### [Box annotation data]
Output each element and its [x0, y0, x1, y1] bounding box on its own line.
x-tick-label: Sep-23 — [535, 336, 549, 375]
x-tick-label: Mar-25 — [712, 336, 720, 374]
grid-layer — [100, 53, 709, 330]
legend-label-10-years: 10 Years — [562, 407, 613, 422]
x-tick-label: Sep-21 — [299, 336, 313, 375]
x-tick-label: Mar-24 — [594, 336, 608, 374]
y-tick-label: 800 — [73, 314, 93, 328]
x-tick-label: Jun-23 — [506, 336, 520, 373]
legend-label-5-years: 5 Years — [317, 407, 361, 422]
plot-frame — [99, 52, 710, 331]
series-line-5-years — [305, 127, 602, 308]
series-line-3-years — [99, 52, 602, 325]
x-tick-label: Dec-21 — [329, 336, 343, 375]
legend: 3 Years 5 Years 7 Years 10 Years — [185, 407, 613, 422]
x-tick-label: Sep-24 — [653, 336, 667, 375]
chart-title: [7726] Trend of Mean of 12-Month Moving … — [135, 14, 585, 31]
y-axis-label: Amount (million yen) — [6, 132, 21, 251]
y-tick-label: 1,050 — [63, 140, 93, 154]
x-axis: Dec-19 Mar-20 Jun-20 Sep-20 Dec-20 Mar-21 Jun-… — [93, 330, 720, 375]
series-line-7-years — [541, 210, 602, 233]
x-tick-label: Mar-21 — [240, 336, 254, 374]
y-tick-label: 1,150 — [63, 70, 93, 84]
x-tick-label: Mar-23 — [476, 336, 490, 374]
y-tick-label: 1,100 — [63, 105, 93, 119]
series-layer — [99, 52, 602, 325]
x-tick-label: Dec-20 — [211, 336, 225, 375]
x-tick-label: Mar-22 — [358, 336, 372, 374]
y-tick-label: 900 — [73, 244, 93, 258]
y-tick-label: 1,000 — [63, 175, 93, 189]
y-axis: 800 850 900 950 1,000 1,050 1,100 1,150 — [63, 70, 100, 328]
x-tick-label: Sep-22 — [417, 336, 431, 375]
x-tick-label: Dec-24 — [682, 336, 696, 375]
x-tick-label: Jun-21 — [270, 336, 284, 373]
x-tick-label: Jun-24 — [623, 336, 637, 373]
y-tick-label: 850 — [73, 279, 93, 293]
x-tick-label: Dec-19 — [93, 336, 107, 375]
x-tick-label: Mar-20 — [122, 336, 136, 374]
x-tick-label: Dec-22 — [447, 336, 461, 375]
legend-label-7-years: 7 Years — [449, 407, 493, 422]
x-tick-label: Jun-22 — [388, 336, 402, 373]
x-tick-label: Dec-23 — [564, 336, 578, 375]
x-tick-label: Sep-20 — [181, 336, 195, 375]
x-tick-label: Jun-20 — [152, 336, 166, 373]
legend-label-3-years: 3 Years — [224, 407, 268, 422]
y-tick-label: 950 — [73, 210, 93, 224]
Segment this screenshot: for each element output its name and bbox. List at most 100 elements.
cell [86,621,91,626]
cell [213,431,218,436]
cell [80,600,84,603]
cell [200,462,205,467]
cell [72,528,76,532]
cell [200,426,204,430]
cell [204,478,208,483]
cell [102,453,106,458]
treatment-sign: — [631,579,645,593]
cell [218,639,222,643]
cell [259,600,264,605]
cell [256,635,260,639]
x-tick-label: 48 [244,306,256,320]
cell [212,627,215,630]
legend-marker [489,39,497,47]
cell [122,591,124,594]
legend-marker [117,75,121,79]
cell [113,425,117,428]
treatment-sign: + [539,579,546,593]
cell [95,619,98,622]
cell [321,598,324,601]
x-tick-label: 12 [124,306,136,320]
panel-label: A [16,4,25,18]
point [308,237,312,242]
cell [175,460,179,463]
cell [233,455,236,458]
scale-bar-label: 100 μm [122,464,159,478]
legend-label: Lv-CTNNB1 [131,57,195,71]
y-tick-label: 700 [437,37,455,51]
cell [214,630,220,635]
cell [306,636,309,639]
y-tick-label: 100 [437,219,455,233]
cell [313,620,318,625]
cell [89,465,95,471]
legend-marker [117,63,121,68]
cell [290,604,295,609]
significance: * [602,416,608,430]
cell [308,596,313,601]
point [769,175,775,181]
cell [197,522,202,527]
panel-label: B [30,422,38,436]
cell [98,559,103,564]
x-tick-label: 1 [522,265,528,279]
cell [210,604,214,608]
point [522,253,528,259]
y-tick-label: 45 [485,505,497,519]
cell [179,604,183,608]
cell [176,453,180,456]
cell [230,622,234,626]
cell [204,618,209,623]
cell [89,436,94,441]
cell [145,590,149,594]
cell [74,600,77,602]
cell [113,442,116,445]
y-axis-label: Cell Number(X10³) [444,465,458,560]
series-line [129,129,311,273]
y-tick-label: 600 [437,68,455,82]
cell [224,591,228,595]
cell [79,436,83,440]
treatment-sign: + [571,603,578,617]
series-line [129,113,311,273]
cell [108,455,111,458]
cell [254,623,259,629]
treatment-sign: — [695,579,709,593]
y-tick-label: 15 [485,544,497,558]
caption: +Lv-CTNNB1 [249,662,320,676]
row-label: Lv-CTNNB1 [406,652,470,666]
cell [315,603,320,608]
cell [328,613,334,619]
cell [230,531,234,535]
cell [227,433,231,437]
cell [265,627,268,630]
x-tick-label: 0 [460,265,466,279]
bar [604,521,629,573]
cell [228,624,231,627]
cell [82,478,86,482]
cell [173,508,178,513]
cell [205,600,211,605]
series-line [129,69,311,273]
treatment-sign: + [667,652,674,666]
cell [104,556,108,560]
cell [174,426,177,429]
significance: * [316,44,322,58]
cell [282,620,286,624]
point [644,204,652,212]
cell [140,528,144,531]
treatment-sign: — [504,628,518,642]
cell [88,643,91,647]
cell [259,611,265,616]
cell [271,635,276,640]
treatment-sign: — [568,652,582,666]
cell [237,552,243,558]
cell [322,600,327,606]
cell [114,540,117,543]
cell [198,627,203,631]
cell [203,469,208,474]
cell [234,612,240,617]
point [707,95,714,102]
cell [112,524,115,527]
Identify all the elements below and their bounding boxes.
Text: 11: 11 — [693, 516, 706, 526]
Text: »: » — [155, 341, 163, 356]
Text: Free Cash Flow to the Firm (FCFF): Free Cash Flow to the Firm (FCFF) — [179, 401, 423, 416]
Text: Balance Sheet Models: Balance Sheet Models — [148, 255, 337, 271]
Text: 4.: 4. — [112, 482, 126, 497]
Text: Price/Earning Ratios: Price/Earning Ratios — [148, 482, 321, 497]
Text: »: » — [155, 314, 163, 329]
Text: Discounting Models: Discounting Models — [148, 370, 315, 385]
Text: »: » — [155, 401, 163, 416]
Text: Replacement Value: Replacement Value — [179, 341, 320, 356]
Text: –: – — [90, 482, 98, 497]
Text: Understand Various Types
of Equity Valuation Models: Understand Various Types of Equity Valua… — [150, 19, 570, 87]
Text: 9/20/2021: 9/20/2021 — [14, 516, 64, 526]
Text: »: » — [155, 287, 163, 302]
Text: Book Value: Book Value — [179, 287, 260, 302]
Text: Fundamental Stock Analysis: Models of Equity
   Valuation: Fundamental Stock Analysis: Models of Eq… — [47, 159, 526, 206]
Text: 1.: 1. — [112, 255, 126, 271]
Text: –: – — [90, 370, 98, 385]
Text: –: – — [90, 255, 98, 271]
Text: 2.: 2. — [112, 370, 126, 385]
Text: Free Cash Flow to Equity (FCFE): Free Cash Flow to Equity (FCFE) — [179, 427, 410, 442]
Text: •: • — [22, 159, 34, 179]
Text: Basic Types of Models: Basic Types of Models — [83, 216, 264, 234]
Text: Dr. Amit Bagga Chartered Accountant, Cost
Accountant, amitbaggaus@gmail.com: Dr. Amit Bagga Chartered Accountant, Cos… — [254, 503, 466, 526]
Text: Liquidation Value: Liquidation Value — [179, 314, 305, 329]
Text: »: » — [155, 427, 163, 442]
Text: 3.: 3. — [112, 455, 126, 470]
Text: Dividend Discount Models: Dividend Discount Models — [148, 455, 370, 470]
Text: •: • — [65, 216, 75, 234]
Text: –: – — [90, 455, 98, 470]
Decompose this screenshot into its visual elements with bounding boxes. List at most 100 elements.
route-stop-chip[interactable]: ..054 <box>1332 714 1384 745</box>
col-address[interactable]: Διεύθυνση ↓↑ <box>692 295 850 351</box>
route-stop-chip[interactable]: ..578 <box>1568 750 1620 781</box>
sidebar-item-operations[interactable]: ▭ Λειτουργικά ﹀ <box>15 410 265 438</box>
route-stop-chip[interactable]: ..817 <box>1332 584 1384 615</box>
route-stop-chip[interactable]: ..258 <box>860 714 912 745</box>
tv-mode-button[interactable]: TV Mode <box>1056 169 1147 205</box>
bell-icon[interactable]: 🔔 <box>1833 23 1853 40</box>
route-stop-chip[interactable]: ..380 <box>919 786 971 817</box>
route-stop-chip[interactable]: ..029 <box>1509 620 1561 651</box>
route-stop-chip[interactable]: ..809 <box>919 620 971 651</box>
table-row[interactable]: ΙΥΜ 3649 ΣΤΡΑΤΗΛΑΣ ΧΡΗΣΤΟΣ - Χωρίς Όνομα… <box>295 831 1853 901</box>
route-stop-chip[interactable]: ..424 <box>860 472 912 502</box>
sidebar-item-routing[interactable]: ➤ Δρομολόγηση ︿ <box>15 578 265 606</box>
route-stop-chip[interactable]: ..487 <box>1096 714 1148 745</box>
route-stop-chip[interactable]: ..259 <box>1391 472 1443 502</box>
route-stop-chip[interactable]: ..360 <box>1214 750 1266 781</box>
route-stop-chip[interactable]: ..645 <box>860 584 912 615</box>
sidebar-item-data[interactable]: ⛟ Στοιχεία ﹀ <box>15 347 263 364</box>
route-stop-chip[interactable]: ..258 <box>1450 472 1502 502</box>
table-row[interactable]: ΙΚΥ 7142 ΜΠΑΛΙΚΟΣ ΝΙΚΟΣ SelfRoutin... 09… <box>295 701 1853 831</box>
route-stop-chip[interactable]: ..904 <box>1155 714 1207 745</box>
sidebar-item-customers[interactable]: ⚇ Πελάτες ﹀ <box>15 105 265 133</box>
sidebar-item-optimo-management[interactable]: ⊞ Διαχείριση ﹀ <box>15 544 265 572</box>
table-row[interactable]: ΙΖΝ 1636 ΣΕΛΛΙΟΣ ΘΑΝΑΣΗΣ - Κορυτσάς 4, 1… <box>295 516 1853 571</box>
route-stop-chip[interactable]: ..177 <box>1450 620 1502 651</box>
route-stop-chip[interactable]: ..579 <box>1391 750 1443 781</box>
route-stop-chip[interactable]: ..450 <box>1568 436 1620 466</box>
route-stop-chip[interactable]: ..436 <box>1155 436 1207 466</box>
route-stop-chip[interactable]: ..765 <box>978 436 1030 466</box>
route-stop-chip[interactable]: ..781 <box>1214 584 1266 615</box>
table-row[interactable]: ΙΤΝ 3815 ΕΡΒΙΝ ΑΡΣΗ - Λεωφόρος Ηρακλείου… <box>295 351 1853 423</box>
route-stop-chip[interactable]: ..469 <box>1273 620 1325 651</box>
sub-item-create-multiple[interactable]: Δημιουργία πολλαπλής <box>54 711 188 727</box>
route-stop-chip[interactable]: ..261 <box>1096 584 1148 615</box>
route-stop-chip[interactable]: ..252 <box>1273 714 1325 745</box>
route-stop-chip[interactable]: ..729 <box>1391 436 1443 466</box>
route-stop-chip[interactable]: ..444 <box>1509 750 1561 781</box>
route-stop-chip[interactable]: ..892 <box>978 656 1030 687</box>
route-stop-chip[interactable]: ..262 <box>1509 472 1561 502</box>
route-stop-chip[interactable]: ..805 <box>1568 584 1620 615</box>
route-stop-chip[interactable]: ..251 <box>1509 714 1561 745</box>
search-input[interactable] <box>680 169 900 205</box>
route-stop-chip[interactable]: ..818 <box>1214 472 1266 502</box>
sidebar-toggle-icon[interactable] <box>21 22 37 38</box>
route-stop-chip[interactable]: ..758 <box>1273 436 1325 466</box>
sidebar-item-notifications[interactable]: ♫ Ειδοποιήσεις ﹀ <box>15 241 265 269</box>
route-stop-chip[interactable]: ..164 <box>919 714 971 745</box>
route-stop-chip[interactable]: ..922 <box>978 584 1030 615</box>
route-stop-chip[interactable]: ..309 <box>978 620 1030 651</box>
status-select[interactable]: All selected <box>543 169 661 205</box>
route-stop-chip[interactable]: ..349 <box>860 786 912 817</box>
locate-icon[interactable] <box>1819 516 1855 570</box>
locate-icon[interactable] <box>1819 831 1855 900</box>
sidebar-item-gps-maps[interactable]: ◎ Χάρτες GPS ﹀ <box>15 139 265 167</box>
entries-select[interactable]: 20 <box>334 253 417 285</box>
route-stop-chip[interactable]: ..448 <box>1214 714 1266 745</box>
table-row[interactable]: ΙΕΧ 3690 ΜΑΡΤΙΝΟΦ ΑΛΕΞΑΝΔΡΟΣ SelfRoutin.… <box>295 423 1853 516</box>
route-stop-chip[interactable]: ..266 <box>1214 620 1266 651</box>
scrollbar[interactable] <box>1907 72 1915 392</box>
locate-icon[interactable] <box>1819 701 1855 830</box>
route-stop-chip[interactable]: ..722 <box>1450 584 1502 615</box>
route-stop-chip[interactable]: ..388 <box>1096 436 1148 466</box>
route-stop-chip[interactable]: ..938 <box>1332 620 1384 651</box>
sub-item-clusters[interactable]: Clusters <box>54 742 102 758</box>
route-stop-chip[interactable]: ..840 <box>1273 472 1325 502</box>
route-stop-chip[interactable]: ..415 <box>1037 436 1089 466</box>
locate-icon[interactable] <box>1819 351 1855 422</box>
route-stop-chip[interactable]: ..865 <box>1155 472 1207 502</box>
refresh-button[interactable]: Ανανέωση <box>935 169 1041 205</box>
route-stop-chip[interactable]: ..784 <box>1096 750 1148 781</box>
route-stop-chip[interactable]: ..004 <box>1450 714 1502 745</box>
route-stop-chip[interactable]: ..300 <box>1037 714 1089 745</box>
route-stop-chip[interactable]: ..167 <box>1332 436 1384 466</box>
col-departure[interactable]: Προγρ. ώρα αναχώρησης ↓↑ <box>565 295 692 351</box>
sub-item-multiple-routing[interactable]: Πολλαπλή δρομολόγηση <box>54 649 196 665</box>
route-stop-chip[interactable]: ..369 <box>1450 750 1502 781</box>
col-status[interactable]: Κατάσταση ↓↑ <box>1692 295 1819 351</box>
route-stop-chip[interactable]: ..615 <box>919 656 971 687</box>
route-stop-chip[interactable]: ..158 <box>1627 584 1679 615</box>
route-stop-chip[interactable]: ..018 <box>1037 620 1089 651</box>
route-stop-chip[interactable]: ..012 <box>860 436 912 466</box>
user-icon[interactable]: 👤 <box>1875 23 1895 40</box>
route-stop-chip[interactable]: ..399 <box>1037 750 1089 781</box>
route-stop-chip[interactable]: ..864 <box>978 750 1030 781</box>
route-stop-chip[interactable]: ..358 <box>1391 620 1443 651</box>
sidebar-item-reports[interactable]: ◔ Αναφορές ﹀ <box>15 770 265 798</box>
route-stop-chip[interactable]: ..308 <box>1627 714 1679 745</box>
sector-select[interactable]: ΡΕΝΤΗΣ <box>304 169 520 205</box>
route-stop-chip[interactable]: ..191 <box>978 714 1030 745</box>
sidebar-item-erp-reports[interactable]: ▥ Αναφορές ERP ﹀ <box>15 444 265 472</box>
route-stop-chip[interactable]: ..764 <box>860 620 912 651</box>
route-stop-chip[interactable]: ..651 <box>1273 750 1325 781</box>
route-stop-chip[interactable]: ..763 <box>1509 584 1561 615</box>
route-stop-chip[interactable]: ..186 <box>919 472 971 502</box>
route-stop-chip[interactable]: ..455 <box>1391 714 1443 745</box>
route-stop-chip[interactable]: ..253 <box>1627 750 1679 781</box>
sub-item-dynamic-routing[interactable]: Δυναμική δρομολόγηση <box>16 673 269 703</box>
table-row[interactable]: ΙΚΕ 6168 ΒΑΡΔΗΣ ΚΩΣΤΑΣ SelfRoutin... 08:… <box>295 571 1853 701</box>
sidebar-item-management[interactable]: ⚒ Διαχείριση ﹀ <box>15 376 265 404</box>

### [Brief]
Output everything from the start of the data down to the line containing "x-tick-label: Sep-21 — [299, 336, 313, 375]", inclusive, reproducing each line verbatim.

### [Solution for this problem]
Output each element and its [x0, y0, x1, y1] bounding box on its own line.
x-tick-label: Sep-23 — [535, 336, 549, 375]
x-tick-label: Mar-25 — [712, 336, 720, 374]
grid-layer — [100, 53, 709, 330]
legend-label-10-years: 10 Years — [562, 407, 613, 422]
x-tick-label: Sep-21 — [299, 336, 313, 375]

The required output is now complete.